*Short exercise:* Every record should be repeated exactly, except that pictures are left out.

*Given entries:*
========================
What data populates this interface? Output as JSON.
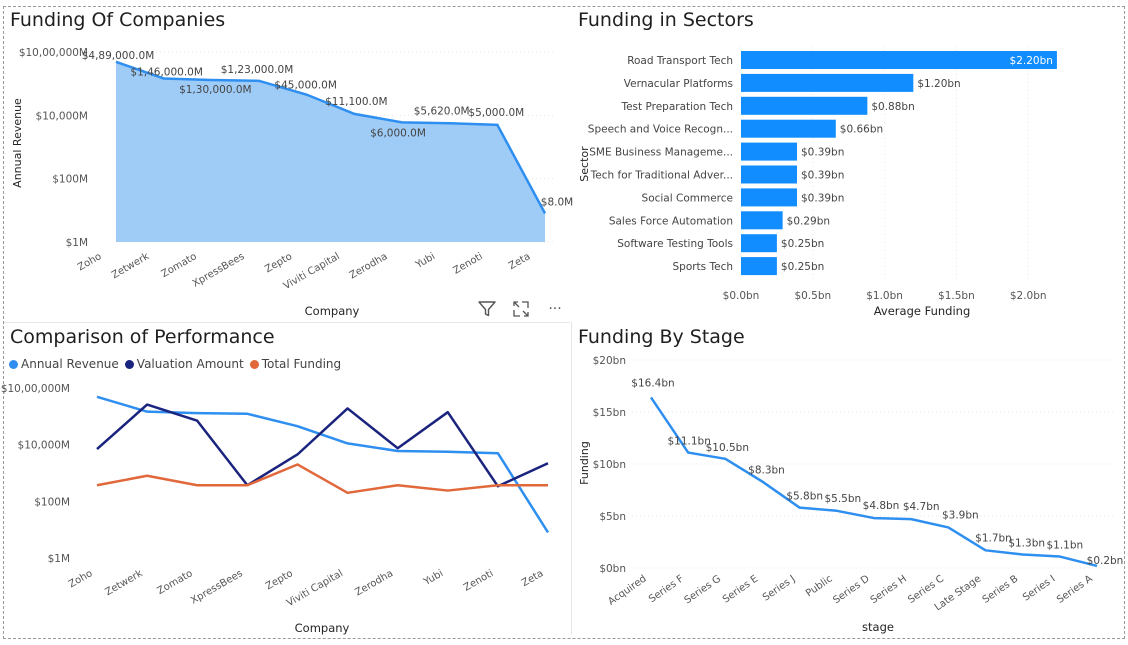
{
  "colors": {
    "light_blue": "#2e8ff0",
    "area_fill": "#9fccf7",
    "bar": "#118dff",
    "dark_navy": "#1a237e",
    "orange": "#e0683a"
  },
  "toolbar": {
    "filter_icon": "filter-icon",
    "focus_icon": "focus-mode-icon",
    "more_label": "···"
  },
  "chart_data": [
    {
      "id": "funding-of-companies",
      "type": "area",
      "title": "Funding Of Companies",
      "xlabel": "Company",
      "ylabel": "Annual Revenue",
      "yscale": "log",
      "yticks": [
        {
          "v": 1,
          "label": "$1M"
        },
        {
          "v": 100,
          "label": "$100M"
        },
        {
          "v": 10000,
          "label": "$10,000M"
        },
        {
          "v": 1000000,
          "label": "$10,00,000M"
        }
      ],
      "categories": [
        "Zoho",
        "Zetwerk",
        "Zomato",
        "XpressBees",
        "Zepto",
        "Viviti Capital",
        "Zerodha",
        "Yubi",
        "Zenoti",
        "Zeta"
      ],
      "values": [
        489000,
        146000,
        130000,
        123000,
        45000,
        11100,
        6000,
        5620,
        5000,
        8
      ],
      "labels": [
        "$4,89,000.0M",
        "$1,46,000.0M",
        "$1,30,000.0M",
        "$1,23,000.0M",
        "$45,000.0M",
        "$11,100.0M",
        "$6,000.0M",
        "$5,620.0M",
        "$5,000.0M",
        "$8.0M"
      ],
      "grid": true
    },
    {
      "id": "funding-in-sectors",
      "type": "bar",
      "orientation": "horizontal",
      "title": "Funding in Sectors",
      "xlabel": "Average Funding",
      "ylabel": "Sector",
      "xlim": [
        0,
        2.5
      ],
      "xticks": [
        {
          "v": 0,
          "label": "$0.0bn"
        },
        {
          "v": 0.5,
          "label": "$0.5bn"
        },
        {
          "v": 1,
          "label": "$1.0bn"
        },
        {
          "v": 1.5,
          "label": "$1.5bn"
        },
        {
          "v": 2,
          "label": "$2.0bn"
        }
      ],
      "categories": [
        "Road Transport Tech",
        "Vernacular Platforms",
        "Test Preparation Tech",
        "Speech and Voice Recogn...",
        "SME Business Manageme...",
        "Tech for Traditional Adver...",
        "Social Commerce",
        "Sales Force Automation",
        "Software Testing Tools",
        "Sports Tech"
      ],
      "values": [
        2.2,
        1.2,
        0.88,
        0.66,
        0.39,
        0.39,
        0.39,
        0.29,
        0.25,
        0.25
      ],
      "labels": [
        "$2.20bn",
        "$1.20bn",
        "$0.88bn",
        "$0.66bn",
        "$0.39bn",
        "$0.39bn",
        "$0.39bn",
        "$0.29bn",
        "$0.25bn",
        "$0.25bn"
      ],
      "grid": true
    },
    {
      "id": "comparison-of-performance",
      "type": "line",
      "title": "Comparison of Performance",
      "xlabel": "Company",
      "yscale": "log",
      "yticks": [
        {
          "v": 1,
          "label": "$1M"
        },
        {
          "v": 100,
          "label": "$100M"
        },
        {
          "v": 10000,
          "label": "$10,000M"
        },
        {
          "v": 1000000,
          "label": "$10,00,000M"
        }
      ],
      "categories": [
        "Zoho",
        "Zetwerk",
        "Zomato",
        "XpressBees",
        "Zepto",
        "Viviti Capital",
        "Zerodha",
        "Yubi",
        "Zenoti",
        "Zeta"
      ],
      "legend_position": "top-left",
      "series": [
        {
          "name": "Annual Revenue",
          "color": "#2e8ff0",
          "values": [
            489000,
            146000,
            130000,
            123000,
            45000,
            11100,
            6000,
            5620,
            5000,
            8
          ]
        },
        {
          "name": "Valuation Amount",
          "color": "#1a237e",
          "values": [
            7000,
            260000,
            70000,
            370,
            4500,
            190000,
            7500,
            140000,
            340,
            2200
          ]
        },
        {
          "name": "Total Funding",
          "color": "#e0683a",
          "values": [
            370,
            800,
            370,
            370,
            2000,
            200,
            370,
            240,
            370,
            370
          ]
        }
      ],
      "grid": false
    },
    {
      "id": "funding-by-stage",
      "type": "line",
      "title": "Funding By Stage",
      "xlabel": "stage",
      "ylabel": "Funding",
      "ylim": [
        0,
        20
      ],
      "yticks": [
        {
          "v": 0,
          "label": "$0bn"
        },
        {
          "v": 5,
          "label": "$5bn"
        },
        {
          "v": 10,
          "label": "$10bn"
        },
        {
          "v": 15,
          "label": "$15bn"
        },
        {
          "v": 20,
          "label": "$20bn"
        }
      ],
      "categories": [
        "Acquired",
        "Series F",
        "Series G",
        "Series E",
        "Series J",
        "Public",
        "Series D",
        "Series H",
        "Series C",
        "Late Stage",
        "Series B",
        "Series I",
        "Series A"
      ],
      "values": [
        16.4,
        11.1,
        10.5,
        8.3,
        5.8,
        5.5,
        4.8,
        4.7,
        3.9,
        1.7,
        1.3,
        1.1,
        0.2
      ],
      "labels": [
        "$16.4bn",
        "$11.1bn",
        "$10.5bn",
        "$8.3bn",
        "$5.8bn",
        "$5.5bn",
        "$4.8bn",
        "$4.7bn",
        "$3.9bn",
        "$1.7bn",
        "$1.3bn",
        "$1.1bn",
        "$0.2bn"
      ],
      "grid": true
    }
  ]
}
========================
*In response:*
What data populates this interface? Output as JSON.
{
  "colors": {
    "light_blue": "#2e8ff0",
    "area_fill": "#9fccf7",
    "bar": "#118dff",
    "dark_navy": "#1a237e",
    "orange": "#e0683a"
  },
  "toolbar": {
    "filter_icon": "filter-icon",
    "focus_icon": "focus-mode-icon",
    "more_label": "···"
  },
  "chart_data": [
    {
      "id": "funding-of-companies",
      "type": "area",
      "title": "Funding Of Companies",
      "xlabel": "Company",
      "ylabel": "Annual Revenue",
      "yscale": "log",
      "yticks": [
        {
          "v": 1,
          "label": "$1M"
        },
        {
          "v": 100,
          "label": "$100M"
        },
        {
          "v": 10000,
          "label": "$10,000M"
        },
        {
          "v": 1000000,
          "label": "$10,00,000M"
        }
      ],
      "categories": [
        "Zoho",
        "Zetwerk",
        "Zomato",
        "XpressBees",
        "Zepto",
        "Viviti Capital",
        "Zerodha",
        "Yubi",
        "Zenoti",
        "Zeta"
      ],
      "values": [
        489000,
        146000,
        130000,
        123000,
        45000,
        11100,
        6000,
        5620,
        5000,
        8
      ],
      "labels": [
        "$4,89,000.0M",
        "$1,46,000.0M",
        "$1,30,000.0M",
        "$1,23,000.0M",
        "$45,000.0M",
        "$11,100.0M",
        "$6,000.0M",
        "$5,620.0M",
        "$5,000.0M",
        "$8.0M"
      ],
      "grid": true
    },
    {
      "id": "funding-in-sectors",
      "type": "bar",
      "orientation": "horizontal",
      "title": "Funding in Sectors",
      "xlabel": "Average Funding",
      "ylabel": "Sector",
      "xlim": [
        0,
        2.5
      ],
      "xticks": [
        {
          "v": 0,
          "label": "$0.0bn"
        },
        {
          "v": 0.5,
          "label": "$0.5bn"
        },
        {
          "v": 1,
          "label": "$1.0bn"
        },
        {
          "v": 1.5,
          "label": "$1.5bn"
        },
        {
          "v": 2,
          "label": "$2.0bn"
        }
      ],
      "categories": [
        "Road Transport Tech",
        "Vernacular Platforms",
        "Test Preparation Tech",
        "Speech and Voice Recogn...",
        "SME Business Manageme...",
        "Tech for Traditional Adver...",
        "Social Commerce",
        "Sales Force Automation",
        "Software Testing Tools",
        "Sports Tech"
      ],
      "values": [
        2.2,
        1.2,
        0.88,
        0.66,
        0.39,
        0.39,
        0.39,
        0.29,
        0.25,
        0.25
      ],
      "labels": [
        "$2.20bn",
        "$1.20bn",
        "$0.88bn",
        "$0.66bn",
        "$0.39bn",
        "$0.39bn",
        "$0.39bn",
        "$0.29bn",
        "$0.25bn",
        "$0.25bn"
      ],
      "grid": true
    },
    {
      "id": "comparison-of-performance",
      "type": "line",
      "title": "Comparison of Performance",
      "xlabel": "Company",
      "yscale": "log",
      "yticks": [
        {
          "v": 1,
          "label": "$1M"
        },
        {
          "v": 100,
          "label": "$100M"
        },
        {
          "v": 10000,
          "label": "$10,000M"
        },
        {
          "v": 1000000,
          "label": "$10,00,000M"
        }
      ],
      "categories": [
        "Zoho",
        "Zetwerk",
        "Zomato",
        "XpressBees",
        "Zepto",
        "Viviti Capital",
        "Zerodha",
        "Yubi",
        "Zenoti",
        "Zeta"
      ],
      "legend_position": "top-left",
      "series": [
        {
          "name": "Annual Revenue",
          "color": "#2e8ff0",
          "values": [
            489000,
            146000,
            130000,
            123000,
            45000,
            11100,
            6000,
            5620,
            5000,
            8
          ]
        },
        {
          "name": "Valuation Amount",
          "color": "#1a237e",
          "values": [
            7000,
            260000,
            70000,
            370,
            4500,
            190000,
            7500,
            140000,
            340,
            2200
          ]
        },
        {
          "name": "Total Funding",
          "color": "#e0683a",
          "values": [
            370,
            800,
            370,
            370,
            2000,
            200,
            370,
            240,
            370,
            370
          ]
        }
      ],
      "grid": false
    },
    {
      "id": "funding-by-stage",
      "type": "line",
      "title": "Funding By Stage",
      "xlabel": "stage",
      "ylabel": "Funding",
      "ylim": [
        0,
        20
      ],
      "yticks": [
        {
          "v": 0,
          "label": "$0bn"
        },
        {
          "v": 5,
          "label": "$5bn"
        },
        {
          "v": 10,
          "label": "$10bn"
        },
        {
          "v": 15,
          "label": "$15bn"
        },
        {
          "v": 20,
          "label": "$20bn"
        }
      ],
      "categories": [
        "Acquired",
        "Series F",
        "Series G",
        "Series E",
        "Series J",
        "Public",
        "Series D",
        "Series H",
        "Series C",
        "Late Stage",
        "Series B",
        "Series I",
        "Series A"
      ],
      "values": [
        16.4,
        11.1,
        10.5,
        8.3,
        5.8,
        5.5,
        4.8,
        4.7,
        3.9,
        1.7,
        1.3,
        1.1,
        0.2
      ],
      "labels": [
        "$16.4bn",
        "$11.1bn",
        "$10.5bn",
        "$8.3bn",
        "$5.8bn",
        "$5.5bn",
        "$4.8bn",
        "$4.7bn",
        "$3.9bn",
        "$1.7bn",
        "$1.3bn",
        "$1.1bn",
        "$0.2bn"
      ],
      "grid": true
    }
  ]
}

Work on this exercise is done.